The data
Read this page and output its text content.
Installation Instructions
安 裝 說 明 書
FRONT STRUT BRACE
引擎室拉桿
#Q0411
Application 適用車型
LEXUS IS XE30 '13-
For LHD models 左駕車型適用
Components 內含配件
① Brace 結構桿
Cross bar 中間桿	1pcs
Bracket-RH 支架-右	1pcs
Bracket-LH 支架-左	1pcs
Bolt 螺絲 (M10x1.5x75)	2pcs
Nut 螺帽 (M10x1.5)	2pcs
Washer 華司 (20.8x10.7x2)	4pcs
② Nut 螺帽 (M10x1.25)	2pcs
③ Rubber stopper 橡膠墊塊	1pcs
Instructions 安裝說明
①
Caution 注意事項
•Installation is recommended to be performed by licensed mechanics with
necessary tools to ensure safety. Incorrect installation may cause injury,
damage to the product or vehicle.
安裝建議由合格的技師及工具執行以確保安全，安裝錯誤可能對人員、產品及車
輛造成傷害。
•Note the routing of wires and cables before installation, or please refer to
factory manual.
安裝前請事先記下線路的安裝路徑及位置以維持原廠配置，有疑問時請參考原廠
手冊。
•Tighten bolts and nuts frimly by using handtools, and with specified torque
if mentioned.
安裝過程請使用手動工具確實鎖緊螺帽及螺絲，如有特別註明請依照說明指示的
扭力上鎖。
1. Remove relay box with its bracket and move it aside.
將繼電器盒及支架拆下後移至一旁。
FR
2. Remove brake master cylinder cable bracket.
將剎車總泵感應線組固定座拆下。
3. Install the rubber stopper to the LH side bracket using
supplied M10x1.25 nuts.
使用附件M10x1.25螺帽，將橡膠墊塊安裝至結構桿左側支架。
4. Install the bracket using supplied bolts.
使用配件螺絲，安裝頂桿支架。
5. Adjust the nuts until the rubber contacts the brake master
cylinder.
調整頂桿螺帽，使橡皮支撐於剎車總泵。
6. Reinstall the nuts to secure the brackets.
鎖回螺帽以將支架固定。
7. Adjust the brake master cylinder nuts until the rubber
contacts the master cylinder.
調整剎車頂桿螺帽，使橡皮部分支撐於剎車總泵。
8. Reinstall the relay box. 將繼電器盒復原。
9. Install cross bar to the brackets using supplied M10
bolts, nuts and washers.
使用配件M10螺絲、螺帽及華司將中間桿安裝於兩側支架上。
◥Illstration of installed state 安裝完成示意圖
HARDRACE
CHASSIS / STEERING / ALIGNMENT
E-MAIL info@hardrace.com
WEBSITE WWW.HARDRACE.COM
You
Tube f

Exercise
Write out all the records above again, exactly as they stand.

Answer to the problem
Read this page and output its text content.
Installation Instructions
安 裝 說 明 書
FRONT STRUT BRACE
引擎室拉桿
#Q0411
Application 適用車型
LEXUS IS XE30 '13-
For LHD models 左駕車型適用
Components 內含配件
① Brace 結構桿
Cross bar 中間桿	1pcs
Bracket-RH 支架-右	1pcs
Bracket-LH 支架-左	1pcs
Bolt 螺絲 (M10x1.5x75)	2pcs
Nut 螺帽 (M10x1.5)	2pcs
Washer 華司 (20.8x10.7x2)	4pcs
② Nut 螺帽 (M10x1.25)	2pcs
③ Rubber stopper 橡膠墊塊	1pcs
Instructions 安裝說明
①
Caution 注意事項
•Installation is recommended to be performed by licensed mechanics with
necessary tools to ensure safety. Incorrect installation may cause injury,
damage to the product or vehicle.
安裝建議由合格的技師及工具執行以確保安全，安裝錯誤可能對人員、產品及車
輛造成傷害。
•Note the routing of wires and cables before installation, or please refer to
factory manual.
安裝前請事先記下線路的安裝路徑及位置以維持原廠配置，有疑問時請參考原廠
手冊。
•Tighten bolts and nuts frimly by using handtools, and with specified torque
if mentioned.
安裝過程請使用手動工具確實鎖緊螺帽及螺絲，如有特別註明請依照說明指示的
扭力上鎖。
1. Remove relay box with its bracket and move it aside.
將繼電器盒及支架拆下後移至一旁。
FR
2. Remove brake master cylinder cable bracket.
將剎車總泵感應線組固定座拆下。
3. Install the rubber stopper to the LH side bracket using
supplied M10x1.25 nuts.
使用附件M10x1.25螺帽，將橡膠墊塊安裝至結構桿左側支架。
4. Install the bracket using supplied bolts.
使用配件螺絲，安裝頂桿支架。
5. Adjust the nuts until the rubber contacts the brake master
cylinder.
調整頂桿螺帽，使橡皮支撐於剎車總泵。
6. Reinstall the nuts to secure the brackets.
鎖回螺帽以將支架固定。
7. Adjust the brake master cylinder nuts until the rubber
contacts the master cylinder.
調整剎車頂桿螺帽，使橡皮部分支撐於剎車總泵。
8. Reinstall the relay box. 將繼電器盒復原。
9. Install cross bar to the brackets using supplied M10
bolts, nuts and washers.
使用配件M10螺絲、螺帽及華司將中間桿安裝於兩側支架上。
◥Illstration of installed state 安裝完成示意圖
HARDRACE
CHASSIS / STEERING / ALIGNMENT
E-MAIL info@hardrace.com
WEBSITE WWW.HARDRACE.COM
You
Tube f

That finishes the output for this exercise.